For each line below that contains the string "Define", copy that line.

┄┄┄┄┄┄┄┄┄┄

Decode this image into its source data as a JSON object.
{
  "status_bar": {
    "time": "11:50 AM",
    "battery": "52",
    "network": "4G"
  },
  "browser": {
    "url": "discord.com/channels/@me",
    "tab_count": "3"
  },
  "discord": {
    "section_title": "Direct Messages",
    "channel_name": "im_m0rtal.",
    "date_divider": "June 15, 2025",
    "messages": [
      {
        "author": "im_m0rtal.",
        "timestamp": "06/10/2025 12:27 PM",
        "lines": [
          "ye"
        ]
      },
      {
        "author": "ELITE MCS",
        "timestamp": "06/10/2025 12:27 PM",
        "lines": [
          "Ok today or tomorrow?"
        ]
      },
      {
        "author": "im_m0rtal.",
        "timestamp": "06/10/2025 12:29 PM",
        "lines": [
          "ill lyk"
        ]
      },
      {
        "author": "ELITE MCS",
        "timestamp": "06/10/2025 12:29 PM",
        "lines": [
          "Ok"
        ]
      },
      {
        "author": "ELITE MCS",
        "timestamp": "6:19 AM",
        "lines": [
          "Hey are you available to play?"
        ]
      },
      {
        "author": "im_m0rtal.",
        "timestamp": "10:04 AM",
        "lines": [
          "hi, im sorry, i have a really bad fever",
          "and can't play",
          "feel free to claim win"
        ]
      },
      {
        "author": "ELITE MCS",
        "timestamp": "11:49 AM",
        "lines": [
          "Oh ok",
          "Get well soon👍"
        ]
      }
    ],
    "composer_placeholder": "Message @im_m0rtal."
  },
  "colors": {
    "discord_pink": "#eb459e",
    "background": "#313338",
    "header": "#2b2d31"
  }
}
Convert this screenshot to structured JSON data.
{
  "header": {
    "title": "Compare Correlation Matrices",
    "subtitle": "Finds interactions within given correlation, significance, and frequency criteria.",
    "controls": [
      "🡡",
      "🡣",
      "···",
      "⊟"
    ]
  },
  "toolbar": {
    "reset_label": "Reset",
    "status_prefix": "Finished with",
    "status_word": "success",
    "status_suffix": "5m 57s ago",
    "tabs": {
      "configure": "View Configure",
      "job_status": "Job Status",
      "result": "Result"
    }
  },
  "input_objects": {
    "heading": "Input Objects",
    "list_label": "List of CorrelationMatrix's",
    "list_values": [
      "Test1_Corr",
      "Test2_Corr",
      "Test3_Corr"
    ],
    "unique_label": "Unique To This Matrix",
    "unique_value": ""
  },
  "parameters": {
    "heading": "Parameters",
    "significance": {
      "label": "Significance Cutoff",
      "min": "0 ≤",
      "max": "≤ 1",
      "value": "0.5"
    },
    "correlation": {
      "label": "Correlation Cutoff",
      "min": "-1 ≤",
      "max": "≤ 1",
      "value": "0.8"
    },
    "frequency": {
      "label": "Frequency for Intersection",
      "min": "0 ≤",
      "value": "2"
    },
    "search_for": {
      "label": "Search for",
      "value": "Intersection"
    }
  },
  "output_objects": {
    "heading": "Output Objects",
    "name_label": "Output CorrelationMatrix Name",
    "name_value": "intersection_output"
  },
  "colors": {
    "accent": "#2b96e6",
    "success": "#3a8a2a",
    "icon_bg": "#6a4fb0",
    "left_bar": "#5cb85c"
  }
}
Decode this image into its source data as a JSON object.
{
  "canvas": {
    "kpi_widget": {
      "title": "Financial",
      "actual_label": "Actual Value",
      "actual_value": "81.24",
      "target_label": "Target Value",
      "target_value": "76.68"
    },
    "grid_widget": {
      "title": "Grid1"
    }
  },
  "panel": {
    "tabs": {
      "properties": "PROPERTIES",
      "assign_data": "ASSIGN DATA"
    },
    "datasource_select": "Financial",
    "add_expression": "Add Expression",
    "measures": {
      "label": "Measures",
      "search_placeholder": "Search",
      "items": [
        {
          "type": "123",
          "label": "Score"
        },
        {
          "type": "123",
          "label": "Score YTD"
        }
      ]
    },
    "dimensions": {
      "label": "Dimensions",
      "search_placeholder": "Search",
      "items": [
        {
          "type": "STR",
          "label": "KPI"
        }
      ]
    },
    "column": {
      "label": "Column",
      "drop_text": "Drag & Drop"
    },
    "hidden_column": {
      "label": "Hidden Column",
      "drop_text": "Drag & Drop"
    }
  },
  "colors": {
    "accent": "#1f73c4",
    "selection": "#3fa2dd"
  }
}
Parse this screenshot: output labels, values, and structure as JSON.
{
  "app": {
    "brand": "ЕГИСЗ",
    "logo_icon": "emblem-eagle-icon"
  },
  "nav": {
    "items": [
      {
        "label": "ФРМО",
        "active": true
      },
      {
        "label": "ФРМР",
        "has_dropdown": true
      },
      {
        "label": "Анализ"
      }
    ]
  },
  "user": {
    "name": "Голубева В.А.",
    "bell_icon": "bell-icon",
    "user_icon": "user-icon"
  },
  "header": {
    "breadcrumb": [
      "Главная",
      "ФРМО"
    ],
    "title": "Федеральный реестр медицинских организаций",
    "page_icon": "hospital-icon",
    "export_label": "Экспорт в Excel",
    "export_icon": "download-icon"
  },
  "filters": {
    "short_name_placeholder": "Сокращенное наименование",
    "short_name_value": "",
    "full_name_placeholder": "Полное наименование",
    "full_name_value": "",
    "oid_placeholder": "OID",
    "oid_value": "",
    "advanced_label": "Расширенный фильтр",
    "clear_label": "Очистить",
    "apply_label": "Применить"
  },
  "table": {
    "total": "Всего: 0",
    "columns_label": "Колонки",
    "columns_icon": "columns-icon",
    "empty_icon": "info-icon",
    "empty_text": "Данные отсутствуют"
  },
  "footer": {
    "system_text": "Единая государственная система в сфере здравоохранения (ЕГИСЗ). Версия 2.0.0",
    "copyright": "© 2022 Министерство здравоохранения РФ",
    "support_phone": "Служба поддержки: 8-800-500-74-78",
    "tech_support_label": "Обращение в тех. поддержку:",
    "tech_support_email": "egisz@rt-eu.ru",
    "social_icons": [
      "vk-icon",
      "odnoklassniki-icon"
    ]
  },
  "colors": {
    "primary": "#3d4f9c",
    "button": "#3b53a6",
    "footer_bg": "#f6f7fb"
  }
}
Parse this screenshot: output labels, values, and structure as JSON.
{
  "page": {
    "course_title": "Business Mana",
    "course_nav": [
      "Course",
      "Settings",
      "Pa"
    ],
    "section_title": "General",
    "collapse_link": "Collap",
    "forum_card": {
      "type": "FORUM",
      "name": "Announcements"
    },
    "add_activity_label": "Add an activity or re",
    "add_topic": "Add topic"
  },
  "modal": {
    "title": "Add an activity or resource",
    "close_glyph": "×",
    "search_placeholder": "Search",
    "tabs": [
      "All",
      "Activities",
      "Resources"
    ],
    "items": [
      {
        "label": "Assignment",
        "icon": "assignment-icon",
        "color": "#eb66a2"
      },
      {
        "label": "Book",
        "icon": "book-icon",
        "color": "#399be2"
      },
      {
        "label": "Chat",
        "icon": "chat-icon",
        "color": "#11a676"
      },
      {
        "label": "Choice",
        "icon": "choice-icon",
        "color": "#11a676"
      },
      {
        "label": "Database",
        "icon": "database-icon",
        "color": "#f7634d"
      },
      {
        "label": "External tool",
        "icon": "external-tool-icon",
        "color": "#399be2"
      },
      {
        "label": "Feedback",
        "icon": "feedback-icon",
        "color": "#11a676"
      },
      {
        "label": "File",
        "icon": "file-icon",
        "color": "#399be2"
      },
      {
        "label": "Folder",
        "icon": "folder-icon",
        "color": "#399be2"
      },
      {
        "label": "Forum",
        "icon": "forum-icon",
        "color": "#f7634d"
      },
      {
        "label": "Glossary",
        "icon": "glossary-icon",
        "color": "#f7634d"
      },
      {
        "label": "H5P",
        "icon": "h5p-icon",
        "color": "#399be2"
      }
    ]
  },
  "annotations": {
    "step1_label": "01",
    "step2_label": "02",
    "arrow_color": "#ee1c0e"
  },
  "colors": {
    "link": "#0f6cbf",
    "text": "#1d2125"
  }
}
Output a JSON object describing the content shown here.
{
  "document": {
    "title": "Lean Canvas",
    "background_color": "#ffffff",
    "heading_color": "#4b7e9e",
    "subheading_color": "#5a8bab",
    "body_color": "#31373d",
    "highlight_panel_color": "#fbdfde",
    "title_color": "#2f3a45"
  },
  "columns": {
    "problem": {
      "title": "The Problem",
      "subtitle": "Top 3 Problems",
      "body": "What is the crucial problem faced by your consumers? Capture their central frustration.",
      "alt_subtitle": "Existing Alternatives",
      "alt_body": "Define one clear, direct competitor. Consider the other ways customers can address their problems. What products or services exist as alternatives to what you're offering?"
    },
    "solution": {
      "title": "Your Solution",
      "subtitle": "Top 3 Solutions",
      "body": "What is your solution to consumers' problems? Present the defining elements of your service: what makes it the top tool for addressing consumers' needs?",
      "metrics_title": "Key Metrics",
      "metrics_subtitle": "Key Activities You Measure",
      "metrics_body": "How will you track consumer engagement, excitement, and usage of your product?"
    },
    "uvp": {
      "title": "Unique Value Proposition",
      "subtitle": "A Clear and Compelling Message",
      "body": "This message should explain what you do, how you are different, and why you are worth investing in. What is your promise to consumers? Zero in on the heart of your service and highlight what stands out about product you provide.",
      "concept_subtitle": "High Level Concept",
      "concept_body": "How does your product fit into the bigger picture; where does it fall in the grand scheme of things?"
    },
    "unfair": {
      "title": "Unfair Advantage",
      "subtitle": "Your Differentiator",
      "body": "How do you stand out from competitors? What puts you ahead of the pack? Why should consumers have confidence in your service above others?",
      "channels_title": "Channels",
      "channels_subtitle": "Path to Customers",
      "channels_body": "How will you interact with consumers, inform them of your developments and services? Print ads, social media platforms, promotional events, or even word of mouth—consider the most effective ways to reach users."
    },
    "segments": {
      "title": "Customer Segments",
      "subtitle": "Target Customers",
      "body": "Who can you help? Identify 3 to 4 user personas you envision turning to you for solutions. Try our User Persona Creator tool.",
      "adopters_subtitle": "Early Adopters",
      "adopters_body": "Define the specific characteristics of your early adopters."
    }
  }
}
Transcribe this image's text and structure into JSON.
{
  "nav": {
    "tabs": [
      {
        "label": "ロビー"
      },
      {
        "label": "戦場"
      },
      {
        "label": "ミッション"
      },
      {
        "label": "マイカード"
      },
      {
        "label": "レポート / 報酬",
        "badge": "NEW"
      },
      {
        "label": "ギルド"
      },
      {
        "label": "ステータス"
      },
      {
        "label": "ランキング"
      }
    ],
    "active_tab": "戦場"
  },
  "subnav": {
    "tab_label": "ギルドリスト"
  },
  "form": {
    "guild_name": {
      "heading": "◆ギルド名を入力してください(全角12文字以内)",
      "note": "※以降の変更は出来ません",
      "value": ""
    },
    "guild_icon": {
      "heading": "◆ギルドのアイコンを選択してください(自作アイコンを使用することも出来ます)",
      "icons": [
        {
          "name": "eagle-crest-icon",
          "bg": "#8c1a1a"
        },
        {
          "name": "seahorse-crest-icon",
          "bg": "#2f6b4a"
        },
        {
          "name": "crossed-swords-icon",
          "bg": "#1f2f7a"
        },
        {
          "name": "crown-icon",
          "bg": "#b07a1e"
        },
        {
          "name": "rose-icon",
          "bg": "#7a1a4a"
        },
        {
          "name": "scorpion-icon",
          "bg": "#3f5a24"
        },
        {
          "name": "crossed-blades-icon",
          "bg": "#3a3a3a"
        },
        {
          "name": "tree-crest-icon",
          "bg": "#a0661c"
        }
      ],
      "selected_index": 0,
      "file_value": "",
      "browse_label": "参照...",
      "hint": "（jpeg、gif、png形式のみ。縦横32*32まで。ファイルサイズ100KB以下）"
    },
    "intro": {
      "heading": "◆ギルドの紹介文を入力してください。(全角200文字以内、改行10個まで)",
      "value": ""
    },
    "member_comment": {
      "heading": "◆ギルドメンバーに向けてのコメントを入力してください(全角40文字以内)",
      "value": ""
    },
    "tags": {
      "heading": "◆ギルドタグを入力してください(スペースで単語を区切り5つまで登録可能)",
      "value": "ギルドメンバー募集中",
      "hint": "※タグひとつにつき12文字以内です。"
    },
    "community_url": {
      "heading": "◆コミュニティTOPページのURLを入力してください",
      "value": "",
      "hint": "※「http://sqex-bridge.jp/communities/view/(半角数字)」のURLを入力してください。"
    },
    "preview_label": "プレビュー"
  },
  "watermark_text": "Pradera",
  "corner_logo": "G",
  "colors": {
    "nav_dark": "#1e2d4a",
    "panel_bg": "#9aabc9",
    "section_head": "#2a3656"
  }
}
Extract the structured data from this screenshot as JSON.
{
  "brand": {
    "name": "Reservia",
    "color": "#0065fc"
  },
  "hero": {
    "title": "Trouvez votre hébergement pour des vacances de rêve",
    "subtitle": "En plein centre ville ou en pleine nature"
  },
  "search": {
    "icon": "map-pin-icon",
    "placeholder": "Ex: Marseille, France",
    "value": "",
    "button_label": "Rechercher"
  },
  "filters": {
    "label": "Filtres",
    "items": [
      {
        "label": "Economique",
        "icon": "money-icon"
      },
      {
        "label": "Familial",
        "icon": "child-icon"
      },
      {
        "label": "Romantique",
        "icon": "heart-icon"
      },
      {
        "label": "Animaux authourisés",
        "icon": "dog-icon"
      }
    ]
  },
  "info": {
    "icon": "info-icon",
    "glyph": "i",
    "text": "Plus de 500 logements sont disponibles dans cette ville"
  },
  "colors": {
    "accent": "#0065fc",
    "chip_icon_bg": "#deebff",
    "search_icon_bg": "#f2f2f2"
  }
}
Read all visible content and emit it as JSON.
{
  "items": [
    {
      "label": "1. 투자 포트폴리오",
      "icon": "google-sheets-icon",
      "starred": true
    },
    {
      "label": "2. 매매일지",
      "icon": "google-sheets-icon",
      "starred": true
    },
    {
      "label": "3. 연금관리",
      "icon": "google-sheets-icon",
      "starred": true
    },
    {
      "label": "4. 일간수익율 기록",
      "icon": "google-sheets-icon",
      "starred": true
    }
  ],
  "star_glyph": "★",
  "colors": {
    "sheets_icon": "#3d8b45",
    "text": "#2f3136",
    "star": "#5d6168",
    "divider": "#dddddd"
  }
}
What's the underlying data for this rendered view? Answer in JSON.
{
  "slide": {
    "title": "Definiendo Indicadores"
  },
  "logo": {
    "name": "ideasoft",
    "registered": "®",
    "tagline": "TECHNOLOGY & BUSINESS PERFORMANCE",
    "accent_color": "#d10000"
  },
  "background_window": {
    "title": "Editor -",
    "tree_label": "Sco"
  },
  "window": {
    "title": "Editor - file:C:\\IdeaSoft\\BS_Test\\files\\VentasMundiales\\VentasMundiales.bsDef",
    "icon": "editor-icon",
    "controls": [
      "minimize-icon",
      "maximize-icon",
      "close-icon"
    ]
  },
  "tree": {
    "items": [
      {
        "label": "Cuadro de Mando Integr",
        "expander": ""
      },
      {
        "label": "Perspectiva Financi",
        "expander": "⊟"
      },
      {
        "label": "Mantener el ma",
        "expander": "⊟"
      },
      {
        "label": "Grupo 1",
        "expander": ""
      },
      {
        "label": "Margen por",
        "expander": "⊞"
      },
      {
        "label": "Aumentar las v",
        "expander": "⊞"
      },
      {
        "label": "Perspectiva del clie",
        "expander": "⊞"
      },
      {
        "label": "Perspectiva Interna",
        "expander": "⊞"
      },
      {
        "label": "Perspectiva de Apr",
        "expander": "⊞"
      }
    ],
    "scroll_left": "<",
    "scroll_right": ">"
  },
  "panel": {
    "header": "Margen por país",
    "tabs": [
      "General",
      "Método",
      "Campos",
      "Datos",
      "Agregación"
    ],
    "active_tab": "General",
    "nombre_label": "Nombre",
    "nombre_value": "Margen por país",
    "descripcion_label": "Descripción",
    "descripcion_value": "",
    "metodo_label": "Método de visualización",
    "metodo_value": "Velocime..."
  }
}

┄┄┄┄┄┄┄┄┄┄

Final answer:
      "alt_body": "Define one clear, direct competitor. Consider the other ways customers can address their problems. What products or services exist as alternatives to what you're offering?"
      "adopters_body": "Define the specific characteristics of your early adopters."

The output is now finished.